__REQUIRED WORK__. State how many lines of the data contain the word "mumkin", and write nothing besides the number.
------ INPUT ROWS ------
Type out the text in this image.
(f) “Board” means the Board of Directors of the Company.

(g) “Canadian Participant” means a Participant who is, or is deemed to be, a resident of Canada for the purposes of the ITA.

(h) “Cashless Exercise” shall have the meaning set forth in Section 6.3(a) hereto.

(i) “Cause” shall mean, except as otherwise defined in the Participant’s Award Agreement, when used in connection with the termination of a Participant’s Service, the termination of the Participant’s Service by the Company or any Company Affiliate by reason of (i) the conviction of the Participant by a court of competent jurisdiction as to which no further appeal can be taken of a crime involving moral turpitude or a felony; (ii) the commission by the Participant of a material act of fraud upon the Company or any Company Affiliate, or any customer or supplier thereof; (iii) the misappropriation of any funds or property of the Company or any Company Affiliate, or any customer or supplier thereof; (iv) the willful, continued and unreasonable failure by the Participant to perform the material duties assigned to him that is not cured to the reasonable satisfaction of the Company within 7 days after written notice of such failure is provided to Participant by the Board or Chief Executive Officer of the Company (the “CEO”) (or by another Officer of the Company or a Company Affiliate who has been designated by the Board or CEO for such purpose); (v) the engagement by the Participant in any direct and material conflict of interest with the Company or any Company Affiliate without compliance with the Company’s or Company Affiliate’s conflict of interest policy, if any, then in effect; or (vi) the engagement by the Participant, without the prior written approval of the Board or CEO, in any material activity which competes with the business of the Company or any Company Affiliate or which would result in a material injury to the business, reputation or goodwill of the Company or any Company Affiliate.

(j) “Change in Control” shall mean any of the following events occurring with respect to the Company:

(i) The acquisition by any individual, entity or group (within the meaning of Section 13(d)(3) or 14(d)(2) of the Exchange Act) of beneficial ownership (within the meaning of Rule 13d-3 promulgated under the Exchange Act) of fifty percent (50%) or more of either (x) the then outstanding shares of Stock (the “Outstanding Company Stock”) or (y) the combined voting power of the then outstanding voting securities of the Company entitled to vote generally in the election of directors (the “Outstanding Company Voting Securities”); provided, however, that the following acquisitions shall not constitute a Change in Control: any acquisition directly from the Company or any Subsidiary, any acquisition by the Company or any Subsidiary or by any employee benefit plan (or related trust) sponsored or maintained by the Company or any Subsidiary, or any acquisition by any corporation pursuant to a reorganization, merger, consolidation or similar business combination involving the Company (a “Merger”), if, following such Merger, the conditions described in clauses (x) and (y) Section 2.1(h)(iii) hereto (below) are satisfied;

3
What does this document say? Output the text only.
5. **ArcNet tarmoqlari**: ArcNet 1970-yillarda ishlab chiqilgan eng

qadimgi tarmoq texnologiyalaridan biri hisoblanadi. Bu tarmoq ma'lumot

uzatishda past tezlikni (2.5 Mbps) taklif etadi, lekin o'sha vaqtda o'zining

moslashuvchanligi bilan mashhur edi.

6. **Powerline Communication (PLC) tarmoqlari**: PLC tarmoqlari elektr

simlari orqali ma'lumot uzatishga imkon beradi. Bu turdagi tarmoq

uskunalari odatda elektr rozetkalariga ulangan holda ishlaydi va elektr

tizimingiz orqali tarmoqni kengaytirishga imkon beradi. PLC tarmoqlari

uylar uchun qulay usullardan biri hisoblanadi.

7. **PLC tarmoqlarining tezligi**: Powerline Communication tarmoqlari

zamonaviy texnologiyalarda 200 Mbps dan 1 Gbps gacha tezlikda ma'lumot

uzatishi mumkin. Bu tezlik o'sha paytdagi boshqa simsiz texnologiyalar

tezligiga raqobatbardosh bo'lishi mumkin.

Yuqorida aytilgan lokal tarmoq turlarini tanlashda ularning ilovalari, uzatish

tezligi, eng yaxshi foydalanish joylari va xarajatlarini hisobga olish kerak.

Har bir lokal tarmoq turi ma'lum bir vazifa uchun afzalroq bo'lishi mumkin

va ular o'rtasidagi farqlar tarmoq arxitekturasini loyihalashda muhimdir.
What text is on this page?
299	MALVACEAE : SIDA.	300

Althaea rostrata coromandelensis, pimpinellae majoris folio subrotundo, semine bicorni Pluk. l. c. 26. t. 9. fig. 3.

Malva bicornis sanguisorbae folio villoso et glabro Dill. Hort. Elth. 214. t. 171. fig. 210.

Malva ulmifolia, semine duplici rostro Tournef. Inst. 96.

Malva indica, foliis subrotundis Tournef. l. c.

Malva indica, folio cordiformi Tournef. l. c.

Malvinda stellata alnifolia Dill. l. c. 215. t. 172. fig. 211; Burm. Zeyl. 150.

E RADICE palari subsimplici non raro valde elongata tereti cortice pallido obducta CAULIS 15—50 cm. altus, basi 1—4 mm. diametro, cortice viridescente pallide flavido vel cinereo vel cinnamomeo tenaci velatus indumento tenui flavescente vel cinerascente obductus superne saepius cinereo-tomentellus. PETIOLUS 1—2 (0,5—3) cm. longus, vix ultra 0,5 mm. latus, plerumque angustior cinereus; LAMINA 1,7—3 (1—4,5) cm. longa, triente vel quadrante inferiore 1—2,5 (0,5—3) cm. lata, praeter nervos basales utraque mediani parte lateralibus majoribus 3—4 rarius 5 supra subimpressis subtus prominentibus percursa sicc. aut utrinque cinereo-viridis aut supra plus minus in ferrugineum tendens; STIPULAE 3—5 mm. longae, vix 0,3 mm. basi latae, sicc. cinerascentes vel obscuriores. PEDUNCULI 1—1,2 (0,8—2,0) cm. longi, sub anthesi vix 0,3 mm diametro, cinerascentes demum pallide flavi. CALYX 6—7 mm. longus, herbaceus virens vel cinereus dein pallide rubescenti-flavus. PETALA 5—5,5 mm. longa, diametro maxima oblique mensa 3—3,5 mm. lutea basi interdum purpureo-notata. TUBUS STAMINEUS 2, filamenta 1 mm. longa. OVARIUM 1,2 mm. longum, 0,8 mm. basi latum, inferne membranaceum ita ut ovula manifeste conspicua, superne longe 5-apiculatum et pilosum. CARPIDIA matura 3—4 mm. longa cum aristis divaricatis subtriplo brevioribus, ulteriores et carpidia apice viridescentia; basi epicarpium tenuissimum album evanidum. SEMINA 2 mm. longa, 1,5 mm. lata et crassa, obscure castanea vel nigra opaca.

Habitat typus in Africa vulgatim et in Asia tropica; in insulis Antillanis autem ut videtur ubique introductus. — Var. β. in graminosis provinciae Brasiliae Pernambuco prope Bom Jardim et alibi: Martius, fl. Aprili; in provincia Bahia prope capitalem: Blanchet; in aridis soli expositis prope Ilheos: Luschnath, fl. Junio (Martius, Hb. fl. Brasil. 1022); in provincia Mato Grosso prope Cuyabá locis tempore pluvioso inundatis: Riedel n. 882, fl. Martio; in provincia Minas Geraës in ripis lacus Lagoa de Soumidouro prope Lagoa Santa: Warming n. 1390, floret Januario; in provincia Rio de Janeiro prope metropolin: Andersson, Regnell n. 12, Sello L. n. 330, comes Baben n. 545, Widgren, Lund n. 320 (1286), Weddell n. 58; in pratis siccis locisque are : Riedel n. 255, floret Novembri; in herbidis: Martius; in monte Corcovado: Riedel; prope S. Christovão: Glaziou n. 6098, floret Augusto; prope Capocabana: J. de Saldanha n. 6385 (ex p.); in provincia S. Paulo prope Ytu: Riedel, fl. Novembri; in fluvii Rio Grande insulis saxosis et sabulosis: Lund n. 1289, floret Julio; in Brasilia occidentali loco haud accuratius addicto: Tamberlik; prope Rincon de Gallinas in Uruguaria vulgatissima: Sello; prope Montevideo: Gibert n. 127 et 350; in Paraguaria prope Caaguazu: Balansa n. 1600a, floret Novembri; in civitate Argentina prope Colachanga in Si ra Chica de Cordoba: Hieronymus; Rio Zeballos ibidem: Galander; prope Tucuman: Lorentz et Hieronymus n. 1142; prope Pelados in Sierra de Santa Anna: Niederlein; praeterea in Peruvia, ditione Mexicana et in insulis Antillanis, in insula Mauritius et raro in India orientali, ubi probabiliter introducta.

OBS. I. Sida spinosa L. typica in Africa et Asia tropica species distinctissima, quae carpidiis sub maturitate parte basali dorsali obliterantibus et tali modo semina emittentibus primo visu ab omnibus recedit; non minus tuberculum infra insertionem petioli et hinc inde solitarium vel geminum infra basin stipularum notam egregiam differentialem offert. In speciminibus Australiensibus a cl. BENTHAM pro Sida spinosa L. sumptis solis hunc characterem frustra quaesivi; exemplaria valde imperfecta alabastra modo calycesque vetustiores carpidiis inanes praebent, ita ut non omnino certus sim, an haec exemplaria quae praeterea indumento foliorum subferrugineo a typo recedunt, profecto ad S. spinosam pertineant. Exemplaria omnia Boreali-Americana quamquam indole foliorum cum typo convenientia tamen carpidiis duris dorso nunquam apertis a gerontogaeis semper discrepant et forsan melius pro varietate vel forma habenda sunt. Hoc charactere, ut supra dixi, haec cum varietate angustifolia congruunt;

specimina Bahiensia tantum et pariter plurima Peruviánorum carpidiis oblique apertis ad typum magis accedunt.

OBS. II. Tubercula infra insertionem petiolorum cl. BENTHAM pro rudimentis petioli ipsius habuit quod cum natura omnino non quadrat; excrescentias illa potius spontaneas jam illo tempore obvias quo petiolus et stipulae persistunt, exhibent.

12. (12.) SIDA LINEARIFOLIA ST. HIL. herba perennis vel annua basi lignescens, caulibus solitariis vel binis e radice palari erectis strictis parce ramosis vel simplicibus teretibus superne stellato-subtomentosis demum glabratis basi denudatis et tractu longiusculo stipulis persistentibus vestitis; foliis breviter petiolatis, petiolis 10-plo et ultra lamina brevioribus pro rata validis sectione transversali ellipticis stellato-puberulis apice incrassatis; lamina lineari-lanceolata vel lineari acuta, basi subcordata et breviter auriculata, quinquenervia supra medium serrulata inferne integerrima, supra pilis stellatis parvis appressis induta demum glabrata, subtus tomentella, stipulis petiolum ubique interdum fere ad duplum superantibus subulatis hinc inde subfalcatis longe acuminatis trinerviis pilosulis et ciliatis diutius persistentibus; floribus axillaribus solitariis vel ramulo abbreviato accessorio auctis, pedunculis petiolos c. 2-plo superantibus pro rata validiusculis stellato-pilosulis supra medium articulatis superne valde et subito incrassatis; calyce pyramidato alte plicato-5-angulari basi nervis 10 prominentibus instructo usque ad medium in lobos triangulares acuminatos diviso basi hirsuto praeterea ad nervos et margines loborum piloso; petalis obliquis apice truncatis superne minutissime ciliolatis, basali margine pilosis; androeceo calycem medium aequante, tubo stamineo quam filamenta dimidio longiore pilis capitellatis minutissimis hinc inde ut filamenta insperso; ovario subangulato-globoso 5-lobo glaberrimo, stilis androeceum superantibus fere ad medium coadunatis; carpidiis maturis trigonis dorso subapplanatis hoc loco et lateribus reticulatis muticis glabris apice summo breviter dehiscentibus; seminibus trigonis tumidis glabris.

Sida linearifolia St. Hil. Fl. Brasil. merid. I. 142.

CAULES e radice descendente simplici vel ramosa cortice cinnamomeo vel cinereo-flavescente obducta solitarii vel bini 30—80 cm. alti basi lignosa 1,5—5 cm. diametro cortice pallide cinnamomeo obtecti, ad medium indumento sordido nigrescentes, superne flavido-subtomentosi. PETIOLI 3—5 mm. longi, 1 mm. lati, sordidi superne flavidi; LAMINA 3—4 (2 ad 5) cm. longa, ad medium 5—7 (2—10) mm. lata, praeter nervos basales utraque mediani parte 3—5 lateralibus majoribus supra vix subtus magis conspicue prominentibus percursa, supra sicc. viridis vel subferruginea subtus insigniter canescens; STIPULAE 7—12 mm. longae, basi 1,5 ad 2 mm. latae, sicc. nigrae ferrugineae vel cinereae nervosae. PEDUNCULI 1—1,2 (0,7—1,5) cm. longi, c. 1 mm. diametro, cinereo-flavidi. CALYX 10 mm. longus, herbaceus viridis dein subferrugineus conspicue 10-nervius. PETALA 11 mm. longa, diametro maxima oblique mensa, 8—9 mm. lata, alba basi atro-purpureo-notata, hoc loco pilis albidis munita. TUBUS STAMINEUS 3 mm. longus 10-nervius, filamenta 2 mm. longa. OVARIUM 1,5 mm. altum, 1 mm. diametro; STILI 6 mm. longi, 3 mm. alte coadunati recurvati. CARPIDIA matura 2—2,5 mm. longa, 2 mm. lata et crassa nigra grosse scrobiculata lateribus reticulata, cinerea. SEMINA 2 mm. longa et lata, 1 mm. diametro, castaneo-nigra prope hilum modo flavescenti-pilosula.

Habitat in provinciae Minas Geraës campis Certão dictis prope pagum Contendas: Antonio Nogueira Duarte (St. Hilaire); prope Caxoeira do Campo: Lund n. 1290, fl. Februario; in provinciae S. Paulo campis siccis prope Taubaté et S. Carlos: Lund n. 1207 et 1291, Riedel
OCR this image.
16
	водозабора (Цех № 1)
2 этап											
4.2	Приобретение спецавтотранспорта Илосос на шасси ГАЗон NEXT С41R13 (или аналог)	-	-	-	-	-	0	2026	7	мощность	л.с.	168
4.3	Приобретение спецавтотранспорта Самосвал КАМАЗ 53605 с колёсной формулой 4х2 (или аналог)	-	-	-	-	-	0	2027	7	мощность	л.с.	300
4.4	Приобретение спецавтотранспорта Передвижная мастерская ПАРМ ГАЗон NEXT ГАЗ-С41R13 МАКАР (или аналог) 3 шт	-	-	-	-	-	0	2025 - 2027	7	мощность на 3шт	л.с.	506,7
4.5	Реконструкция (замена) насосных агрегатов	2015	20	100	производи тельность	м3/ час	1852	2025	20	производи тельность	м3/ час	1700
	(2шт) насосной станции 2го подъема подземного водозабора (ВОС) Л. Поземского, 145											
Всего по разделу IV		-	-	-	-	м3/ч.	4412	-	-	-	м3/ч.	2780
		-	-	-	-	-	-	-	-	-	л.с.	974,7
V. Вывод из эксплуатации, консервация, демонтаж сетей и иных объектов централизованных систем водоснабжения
------
__OUTPUT FOR THIS TASK__. 3